> [THE EXERCISE] Lines containing the string "What" are to be counted; report the total by itself.

(Stored data)
━━━
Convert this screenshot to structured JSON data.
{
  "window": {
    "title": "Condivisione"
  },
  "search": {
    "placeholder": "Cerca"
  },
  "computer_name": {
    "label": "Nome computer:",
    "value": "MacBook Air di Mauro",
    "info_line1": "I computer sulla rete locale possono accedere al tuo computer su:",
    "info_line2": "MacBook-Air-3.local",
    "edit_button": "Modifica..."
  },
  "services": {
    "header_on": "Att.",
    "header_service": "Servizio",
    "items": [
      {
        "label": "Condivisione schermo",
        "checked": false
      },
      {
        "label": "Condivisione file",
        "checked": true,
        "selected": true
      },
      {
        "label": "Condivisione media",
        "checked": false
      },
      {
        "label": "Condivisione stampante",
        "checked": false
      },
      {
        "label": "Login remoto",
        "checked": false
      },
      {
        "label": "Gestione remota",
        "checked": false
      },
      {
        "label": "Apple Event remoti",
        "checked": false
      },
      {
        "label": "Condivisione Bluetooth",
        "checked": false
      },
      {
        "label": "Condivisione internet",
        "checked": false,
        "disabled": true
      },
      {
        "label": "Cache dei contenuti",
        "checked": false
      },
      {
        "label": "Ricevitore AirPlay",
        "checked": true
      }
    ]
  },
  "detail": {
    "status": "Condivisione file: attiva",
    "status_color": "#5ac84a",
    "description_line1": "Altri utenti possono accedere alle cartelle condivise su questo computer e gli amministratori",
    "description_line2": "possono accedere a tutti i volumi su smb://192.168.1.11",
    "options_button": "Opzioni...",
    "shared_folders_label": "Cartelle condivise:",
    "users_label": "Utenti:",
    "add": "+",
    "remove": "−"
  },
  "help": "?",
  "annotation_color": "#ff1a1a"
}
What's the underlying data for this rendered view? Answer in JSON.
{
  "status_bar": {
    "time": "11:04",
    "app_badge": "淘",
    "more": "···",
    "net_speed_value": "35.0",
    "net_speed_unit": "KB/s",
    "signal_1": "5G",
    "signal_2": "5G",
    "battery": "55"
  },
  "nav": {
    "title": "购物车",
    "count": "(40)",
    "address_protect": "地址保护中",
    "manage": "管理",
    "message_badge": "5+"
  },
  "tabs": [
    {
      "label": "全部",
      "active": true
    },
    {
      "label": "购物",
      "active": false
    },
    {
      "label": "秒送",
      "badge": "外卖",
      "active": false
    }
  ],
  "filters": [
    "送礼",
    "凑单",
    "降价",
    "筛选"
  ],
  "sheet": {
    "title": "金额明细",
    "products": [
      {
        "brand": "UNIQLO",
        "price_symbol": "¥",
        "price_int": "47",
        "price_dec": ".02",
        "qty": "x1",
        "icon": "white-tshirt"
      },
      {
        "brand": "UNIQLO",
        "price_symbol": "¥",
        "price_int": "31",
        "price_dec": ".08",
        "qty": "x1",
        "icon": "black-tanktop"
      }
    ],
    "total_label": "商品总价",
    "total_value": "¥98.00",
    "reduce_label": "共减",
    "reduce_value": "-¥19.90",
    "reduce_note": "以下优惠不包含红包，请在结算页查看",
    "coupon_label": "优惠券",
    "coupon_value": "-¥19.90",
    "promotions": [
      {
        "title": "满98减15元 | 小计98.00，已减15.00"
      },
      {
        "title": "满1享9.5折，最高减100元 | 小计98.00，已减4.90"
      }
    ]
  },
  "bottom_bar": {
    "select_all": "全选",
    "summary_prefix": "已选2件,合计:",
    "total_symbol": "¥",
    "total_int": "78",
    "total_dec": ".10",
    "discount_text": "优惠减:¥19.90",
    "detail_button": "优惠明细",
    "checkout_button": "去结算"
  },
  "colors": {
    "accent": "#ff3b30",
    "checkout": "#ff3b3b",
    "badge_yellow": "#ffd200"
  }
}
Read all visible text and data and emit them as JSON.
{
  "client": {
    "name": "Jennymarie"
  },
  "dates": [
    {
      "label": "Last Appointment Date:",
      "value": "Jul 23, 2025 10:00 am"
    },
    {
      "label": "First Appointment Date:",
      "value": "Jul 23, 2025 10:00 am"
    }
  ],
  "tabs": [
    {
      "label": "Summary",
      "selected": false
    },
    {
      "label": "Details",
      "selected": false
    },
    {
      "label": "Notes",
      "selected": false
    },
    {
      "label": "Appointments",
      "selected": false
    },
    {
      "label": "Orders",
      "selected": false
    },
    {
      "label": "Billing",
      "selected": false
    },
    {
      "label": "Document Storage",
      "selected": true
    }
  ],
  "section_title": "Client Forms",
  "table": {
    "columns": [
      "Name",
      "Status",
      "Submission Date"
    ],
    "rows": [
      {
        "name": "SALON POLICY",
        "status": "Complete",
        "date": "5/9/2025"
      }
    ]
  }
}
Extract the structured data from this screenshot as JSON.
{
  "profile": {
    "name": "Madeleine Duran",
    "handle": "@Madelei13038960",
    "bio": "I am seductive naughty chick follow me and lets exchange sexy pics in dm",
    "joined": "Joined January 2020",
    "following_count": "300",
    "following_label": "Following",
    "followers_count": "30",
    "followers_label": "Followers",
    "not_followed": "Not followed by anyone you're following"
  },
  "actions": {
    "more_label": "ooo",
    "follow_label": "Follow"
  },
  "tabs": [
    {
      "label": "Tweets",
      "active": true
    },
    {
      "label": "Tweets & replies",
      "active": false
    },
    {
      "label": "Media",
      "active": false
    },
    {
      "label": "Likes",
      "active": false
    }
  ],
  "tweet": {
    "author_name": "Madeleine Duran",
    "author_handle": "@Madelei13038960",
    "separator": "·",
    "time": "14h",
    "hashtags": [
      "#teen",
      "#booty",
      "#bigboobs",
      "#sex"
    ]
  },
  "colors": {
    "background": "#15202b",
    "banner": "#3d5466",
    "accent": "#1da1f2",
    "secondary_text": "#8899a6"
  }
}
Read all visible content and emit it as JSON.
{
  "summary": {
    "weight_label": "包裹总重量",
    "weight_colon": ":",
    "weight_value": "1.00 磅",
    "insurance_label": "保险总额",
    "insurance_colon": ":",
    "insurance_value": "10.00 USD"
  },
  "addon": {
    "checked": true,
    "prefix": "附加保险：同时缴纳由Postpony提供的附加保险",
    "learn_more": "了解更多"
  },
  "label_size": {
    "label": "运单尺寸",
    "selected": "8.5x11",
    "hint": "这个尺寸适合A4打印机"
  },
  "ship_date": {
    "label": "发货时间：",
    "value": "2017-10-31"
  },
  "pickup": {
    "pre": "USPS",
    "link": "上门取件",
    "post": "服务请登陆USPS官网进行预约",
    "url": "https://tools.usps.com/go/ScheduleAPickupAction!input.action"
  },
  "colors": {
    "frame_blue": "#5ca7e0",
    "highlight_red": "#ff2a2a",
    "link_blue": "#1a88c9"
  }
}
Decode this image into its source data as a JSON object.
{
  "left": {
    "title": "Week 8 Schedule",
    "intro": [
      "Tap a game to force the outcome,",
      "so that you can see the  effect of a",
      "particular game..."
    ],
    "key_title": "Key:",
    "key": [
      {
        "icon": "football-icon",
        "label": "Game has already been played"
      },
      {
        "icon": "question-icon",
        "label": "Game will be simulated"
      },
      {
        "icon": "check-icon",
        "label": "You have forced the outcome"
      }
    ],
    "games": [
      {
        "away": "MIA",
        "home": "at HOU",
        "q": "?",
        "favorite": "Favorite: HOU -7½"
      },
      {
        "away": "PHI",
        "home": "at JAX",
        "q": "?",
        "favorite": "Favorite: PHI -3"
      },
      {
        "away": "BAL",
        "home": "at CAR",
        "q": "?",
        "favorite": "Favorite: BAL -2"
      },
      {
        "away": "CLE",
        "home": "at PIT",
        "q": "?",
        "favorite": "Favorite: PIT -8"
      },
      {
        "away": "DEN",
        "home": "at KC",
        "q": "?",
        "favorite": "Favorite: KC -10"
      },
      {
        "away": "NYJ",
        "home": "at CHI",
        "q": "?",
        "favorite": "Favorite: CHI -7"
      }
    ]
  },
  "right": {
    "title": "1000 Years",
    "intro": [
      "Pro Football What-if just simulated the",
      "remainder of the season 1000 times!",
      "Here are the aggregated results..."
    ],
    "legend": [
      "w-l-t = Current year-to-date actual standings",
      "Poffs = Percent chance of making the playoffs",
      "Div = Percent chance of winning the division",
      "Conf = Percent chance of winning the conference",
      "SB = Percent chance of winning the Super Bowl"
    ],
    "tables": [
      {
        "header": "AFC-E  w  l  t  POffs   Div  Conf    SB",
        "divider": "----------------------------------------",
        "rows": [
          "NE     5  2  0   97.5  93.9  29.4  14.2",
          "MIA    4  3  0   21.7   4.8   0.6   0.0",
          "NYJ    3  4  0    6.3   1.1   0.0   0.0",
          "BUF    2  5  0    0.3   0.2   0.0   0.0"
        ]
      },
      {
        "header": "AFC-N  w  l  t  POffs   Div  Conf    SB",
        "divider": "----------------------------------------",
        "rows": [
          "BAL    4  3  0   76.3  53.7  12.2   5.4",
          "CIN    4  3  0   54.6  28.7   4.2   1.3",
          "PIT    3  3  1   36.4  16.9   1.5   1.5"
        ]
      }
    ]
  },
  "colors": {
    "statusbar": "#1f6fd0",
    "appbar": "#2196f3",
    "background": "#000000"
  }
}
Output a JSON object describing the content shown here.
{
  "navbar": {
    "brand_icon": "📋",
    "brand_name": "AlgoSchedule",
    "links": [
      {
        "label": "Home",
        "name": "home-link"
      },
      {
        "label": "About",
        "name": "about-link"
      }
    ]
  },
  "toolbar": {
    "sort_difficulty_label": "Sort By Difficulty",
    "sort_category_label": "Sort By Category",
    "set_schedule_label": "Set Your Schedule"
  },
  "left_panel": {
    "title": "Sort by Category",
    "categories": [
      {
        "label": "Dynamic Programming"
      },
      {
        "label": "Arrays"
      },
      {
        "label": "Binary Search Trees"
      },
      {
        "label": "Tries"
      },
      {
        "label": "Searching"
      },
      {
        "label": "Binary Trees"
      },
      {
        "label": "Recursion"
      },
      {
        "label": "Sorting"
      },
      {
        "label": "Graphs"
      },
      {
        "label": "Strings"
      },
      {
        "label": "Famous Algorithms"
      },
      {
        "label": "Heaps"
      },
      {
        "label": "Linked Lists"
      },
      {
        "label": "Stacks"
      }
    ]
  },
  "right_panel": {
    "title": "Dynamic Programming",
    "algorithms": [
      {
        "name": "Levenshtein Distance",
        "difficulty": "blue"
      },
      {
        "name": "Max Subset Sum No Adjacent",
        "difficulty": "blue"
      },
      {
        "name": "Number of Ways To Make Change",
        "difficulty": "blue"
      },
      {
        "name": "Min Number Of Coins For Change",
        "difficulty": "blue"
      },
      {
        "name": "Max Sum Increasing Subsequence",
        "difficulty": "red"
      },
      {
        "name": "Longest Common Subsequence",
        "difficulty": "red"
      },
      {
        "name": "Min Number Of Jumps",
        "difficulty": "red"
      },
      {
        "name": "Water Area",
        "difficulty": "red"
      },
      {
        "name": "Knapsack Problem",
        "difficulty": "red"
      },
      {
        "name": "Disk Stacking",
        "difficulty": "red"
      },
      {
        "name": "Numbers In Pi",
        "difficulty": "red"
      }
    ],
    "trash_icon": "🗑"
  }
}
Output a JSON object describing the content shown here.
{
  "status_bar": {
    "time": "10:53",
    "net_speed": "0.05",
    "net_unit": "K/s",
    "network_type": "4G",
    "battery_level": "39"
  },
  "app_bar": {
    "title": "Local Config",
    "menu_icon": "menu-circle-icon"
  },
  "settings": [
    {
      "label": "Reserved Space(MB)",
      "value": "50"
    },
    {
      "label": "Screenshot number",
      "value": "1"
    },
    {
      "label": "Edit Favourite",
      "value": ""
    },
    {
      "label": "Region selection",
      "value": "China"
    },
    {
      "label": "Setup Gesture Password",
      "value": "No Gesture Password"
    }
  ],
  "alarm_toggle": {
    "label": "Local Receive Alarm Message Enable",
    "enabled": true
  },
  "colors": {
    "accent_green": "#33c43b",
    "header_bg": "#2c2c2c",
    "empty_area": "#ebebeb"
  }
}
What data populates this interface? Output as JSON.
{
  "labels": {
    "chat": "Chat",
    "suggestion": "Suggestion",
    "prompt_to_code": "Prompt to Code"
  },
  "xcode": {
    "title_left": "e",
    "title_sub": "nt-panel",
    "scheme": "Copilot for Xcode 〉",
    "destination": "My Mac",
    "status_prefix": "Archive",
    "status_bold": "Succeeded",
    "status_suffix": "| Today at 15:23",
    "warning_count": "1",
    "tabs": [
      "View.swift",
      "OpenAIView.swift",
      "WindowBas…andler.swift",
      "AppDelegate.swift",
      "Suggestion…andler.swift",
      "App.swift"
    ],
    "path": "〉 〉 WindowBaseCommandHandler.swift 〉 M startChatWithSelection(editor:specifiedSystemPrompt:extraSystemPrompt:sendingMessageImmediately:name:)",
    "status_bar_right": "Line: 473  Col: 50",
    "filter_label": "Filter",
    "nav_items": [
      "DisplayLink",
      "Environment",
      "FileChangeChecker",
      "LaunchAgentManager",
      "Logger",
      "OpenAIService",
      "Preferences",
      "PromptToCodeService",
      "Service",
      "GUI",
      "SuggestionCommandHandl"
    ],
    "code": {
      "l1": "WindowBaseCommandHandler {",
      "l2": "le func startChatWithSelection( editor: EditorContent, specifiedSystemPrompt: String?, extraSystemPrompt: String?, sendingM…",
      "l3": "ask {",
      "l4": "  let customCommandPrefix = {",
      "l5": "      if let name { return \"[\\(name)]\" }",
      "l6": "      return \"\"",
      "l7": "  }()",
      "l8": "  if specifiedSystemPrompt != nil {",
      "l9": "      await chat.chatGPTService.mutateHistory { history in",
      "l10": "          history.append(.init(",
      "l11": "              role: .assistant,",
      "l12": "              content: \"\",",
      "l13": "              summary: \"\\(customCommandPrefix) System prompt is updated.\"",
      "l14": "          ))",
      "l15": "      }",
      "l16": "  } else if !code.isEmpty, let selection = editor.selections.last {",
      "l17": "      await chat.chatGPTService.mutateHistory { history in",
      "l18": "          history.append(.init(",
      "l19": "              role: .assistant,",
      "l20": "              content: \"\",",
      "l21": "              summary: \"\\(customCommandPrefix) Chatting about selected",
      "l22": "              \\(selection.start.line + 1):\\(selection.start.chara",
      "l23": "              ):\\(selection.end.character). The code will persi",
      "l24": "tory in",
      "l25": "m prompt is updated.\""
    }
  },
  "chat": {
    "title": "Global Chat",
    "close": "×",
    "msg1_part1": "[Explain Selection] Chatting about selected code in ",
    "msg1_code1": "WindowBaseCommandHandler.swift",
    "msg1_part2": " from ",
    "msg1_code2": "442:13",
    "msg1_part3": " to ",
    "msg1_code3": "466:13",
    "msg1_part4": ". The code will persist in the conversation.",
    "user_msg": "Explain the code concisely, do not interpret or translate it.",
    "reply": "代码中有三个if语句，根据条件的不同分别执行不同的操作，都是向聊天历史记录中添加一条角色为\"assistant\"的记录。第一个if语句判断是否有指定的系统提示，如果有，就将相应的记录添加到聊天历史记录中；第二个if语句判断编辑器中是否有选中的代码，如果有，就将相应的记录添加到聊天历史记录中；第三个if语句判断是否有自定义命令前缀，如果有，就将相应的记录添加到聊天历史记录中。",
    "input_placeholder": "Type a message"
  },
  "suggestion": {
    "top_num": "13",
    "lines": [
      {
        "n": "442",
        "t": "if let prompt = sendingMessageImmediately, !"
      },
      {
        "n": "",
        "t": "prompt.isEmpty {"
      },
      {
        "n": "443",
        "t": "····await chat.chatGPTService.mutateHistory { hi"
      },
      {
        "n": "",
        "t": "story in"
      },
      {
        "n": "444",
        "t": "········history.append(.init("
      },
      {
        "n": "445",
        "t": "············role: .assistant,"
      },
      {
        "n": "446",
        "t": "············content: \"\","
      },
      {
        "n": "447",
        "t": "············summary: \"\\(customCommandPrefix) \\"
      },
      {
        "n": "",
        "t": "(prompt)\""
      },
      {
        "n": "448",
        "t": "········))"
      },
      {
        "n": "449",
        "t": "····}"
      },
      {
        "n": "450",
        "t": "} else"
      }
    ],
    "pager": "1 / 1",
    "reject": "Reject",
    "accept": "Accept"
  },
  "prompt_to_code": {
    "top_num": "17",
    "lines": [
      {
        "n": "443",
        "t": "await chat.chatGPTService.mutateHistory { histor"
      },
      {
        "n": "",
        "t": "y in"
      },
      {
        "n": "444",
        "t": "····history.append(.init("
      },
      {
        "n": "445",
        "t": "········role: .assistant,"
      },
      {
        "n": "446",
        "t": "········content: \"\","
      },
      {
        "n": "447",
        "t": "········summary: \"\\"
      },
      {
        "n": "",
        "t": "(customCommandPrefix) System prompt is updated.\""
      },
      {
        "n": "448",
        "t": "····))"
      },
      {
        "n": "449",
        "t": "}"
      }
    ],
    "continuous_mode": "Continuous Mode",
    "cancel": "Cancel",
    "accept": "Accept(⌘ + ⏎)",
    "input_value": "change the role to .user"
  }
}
━━━
> [TASK RESULT] 3